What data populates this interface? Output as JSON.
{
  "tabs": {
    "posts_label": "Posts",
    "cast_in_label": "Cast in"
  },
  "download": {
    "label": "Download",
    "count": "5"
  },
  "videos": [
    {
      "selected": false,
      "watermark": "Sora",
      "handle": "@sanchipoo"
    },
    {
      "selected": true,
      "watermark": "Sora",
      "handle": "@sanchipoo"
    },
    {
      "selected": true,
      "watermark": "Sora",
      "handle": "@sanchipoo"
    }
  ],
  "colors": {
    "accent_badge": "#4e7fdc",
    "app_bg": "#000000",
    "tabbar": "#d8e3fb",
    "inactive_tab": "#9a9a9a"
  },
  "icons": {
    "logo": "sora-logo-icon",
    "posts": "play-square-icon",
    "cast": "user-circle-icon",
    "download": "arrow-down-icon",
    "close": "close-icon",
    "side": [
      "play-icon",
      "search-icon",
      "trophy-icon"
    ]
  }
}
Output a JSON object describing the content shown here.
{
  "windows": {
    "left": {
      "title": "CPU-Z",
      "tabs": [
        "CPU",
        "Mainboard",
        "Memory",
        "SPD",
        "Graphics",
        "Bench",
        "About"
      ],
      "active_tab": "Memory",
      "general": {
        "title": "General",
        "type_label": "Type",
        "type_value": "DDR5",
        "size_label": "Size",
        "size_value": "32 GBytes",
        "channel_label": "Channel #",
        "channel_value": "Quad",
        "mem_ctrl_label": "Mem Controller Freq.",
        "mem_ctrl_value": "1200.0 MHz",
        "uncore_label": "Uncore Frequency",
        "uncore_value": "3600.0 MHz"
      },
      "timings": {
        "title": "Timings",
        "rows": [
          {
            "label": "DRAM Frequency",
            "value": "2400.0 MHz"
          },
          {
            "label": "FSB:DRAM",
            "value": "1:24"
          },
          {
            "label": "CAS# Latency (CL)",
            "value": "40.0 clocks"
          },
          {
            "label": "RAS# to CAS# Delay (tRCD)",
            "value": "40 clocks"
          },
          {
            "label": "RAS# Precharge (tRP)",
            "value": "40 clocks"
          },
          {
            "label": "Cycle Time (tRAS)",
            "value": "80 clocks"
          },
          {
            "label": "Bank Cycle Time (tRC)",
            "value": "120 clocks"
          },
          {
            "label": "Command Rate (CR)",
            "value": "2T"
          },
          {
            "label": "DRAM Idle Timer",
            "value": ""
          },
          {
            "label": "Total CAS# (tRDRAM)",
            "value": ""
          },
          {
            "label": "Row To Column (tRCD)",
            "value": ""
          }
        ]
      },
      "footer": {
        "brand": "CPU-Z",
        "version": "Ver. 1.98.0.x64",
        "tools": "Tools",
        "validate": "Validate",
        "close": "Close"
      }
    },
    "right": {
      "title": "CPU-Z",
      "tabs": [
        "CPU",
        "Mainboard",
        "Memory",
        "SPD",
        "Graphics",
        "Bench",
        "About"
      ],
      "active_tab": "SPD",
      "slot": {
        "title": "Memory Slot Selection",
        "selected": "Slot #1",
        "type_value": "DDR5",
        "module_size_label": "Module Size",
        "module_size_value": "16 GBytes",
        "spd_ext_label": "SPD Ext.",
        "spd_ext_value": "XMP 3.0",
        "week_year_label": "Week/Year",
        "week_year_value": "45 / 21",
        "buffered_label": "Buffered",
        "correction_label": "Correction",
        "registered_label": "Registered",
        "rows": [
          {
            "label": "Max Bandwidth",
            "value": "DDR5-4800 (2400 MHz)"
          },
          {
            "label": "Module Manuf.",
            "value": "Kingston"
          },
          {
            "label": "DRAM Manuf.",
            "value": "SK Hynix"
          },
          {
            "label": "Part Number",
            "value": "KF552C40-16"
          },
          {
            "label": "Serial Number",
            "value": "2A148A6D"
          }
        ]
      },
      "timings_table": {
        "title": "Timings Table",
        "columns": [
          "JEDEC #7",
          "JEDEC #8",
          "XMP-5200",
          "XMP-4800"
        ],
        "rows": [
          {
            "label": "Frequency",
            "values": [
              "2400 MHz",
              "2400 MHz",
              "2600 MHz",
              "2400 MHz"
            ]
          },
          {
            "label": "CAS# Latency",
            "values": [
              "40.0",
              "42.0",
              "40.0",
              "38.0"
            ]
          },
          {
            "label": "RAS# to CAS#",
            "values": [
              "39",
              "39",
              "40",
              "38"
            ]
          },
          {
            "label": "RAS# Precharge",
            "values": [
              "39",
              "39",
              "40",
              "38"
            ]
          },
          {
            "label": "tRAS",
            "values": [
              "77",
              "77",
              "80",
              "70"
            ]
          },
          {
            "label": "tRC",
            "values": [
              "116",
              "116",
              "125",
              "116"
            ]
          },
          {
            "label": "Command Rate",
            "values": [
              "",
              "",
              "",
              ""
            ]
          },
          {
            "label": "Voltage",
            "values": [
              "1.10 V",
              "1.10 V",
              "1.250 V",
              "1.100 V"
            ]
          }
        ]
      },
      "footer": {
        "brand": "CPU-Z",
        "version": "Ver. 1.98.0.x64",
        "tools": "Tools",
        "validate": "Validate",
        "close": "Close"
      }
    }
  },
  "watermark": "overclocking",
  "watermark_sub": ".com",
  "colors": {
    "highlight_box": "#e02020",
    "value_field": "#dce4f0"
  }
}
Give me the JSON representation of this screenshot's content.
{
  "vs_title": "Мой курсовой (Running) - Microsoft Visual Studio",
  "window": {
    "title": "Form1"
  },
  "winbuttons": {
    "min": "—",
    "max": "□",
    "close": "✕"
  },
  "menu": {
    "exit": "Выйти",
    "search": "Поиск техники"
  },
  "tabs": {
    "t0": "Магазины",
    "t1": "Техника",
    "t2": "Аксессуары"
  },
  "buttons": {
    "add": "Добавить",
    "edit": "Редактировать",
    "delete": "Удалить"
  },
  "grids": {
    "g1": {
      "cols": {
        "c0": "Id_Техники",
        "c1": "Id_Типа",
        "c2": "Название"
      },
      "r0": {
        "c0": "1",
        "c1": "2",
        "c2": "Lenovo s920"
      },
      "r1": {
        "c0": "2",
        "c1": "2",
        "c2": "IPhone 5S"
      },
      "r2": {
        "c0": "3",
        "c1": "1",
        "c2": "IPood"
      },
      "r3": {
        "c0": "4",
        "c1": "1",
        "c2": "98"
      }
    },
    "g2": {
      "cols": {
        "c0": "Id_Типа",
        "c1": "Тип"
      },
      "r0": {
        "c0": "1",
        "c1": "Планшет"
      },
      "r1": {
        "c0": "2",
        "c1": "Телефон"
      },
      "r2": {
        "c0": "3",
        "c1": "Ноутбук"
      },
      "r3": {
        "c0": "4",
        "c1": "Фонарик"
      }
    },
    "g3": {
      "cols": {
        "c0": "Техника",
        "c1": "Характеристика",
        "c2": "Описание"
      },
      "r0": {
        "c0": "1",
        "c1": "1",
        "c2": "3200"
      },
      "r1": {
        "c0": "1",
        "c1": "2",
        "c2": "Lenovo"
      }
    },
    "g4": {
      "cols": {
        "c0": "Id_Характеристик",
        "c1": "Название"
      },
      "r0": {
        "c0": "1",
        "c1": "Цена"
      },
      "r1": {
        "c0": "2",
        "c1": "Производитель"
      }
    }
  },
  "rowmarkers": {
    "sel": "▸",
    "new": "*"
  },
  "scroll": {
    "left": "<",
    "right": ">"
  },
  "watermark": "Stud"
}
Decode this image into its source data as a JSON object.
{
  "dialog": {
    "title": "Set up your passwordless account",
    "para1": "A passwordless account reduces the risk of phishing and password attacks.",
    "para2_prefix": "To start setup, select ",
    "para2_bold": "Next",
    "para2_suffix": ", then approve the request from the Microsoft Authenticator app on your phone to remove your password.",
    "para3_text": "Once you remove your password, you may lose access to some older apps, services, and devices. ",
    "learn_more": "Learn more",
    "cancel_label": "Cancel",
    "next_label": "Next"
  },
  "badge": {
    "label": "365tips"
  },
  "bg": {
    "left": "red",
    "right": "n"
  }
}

### Work required
In the entries above, count each line holding "GBytes" and report the total and nothing more.

### Written answer
2